[TASK TO CARRY OUT] Copy out the data below verbatim.

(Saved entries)
[Begin]
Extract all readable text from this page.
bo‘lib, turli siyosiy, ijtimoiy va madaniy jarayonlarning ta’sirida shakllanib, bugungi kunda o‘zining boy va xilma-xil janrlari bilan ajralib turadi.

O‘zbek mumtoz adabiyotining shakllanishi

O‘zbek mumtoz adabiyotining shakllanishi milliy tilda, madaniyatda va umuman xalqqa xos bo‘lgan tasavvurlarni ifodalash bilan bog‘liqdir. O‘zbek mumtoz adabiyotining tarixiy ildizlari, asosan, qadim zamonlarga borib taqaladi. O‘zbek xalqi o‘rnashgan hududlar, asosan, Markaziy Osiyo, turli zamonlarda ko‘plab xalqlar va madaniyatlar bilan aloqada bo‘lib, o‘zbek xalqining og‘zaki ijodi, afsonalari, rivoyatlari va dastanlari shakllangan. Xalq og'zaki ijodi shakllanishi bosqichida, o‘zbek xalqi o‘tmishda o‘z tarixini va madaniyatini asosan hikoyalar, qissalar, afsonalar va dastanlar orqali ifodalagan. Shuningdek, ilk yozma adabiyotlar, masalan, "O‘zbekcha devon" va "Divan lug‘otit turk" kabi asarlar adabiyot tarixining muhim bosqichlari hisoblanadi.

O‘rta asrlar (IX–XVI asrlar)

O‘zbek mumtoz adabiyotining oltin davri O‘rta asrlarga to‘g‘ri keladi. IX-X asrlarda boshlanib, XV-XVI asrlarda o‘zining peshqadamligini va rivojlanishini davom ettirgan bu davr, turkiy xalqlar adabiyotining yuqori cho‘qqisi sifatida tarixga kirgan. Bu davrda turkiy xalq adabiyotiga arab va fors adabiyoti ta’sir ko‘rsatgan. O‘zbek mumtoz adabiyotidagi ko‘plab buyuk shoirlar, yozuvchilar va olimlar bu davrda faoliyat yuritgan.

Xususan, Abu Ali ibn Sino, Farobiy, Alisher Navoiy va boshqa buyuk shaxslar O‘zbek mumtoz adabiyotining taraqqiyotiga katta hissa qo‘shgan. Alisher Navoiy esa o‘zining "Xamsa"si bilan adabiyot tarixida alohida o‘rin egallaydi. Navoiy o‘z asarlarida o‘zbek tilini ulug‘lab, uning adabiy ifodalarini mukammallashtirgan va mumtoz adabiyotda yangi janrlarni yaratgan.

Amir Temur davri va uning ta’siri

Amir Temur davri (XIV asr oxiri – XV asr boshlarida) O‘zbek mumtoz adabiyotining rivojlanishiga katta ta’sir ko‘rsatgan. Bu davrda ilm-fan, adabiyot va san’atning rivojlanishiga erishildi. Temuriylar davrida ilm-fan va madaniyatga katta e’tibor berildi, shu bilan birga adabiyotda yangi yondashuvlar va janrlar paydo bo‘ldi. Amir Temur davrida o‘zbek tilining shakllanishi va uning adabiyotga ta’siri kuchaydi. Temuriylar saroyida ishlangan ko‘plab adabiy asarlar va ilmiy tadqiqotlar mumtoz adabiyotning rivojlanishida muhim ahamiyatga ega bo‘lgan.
[End]
[CORRECT RESPONSE]
Extract all readable text from this page.
bo‘lib, turli siyosiy, ijtimoiy va madaniy jarayonlarning ta’sirida shakllanib, bugungi kunda o‘zining boy va xilma-xil janrlari bilan ajralib turadi.

O‘zbek mumtoz adabiyotining shakllanishi

O‘zbek mumtoz adabiyotining shakllanishi milliy tilda, madaniyatda va umuman xalqqa xos bo‘lgan tasavvurlarni ifodalash bilan bog‘liqdir. O‘zbek mumtoz adabiyotining tarixiy ildizlari, asosan, qadim zamonlarga borib taqaladi. O‘zbek xalqi o‘rnashgan hududlar, asosan, Markaziy Osiyo, turli zamonlarda ko‘plab xalqlar va madaniyatlar bilan aloqada bo‘lib, o‘zbek xalqining og‘zaki ijodi, afsonalari, rivoyatlari va dastanlari shakllangan. Xalq og'zaki ijodi shakllanishi bosqichida, o‘zbek xalqi o‘tmishda o‘z tarixini va madaniyatini asosan hikoyalar, qissalar, afsonalar va dastanlar orqali ifodalagan. Shuningdek, ilk yozma adabiyotlar, masalan, "O‘zbekcha devon" va "Divan lug‘otit turk" kabi asarlar adabiyot tarixining muhim bosqichlari hisoblanadi.

O‘rta asrlar (IX–XVI asrlar)

O‘zbek mumtoz adabiyotining oltin davri O‘rta asrlarga to‘g‘ri keladi. IX-X asrlarda boshlanib, XV-XVI asrlarda o‘zining peshqadamligini va rivojlanishini davom ettirgan bu davr, turkiy xalqlar adabiyotining yuqori cho‘qqisi sifatida tarixga kirgan. Bu davrda turkiy xalq adabiyotiga arab va fors adabiyoti ta’sir ko‘rsatgan. O‘zbek mumtoz adabiyotidagi ko‘plab buyuk shoirlar, yozuvchilar va olimlar bu davrda faoliyat yuritgan.

Xususan, Abu Ali ibn Sino, Farobiy, Alisher Navoiy va boshqa buyuk shaxslar O‘zbek mumtoz adabiyotining taraqqiyotiga katta hissa qo‘shgan. Alisher Navoiy esa o‘zining "Xamsa"si bilan adabiyot tarixida alohida o‘rin egallaydi. Navoiy o‘z asarlarida o‘zbek tilini ulug‘lab, uning adabiy ifodalarini mukammallashtirgan va mumtoz adabiyotda yangi janrlarni yaratgan.

Amir Temur davri va uning ta’siri

Amir Temur davri (XIV asr oxiri – XV asr boshlarida) O‘zbek mumtoz adabiyotining rivojlanishiga katta ta’sir ko‘rsatgan. Bu davrda ilm-fan, adabiyot va san’atning rivojlanishiga erishildi. Temuriylar davrida ilm-fan va madaniyatga katta e’tibor berildi, shu bilan birga adabiyotda yangi yondashuvlar va janrlar paydo bo‘ldi. Amir Temur davrida o‘zbek tilining shakllanishi va uning adabiyotga ta’siri kuchaydi. Temuriylar saroyida ishlangan ko‘plab adabiy asarlar va ilmiy tadqiqotlar mumtoz adabiyotning rivojlanishida muhim ahamiyatga ega bo‘lgan.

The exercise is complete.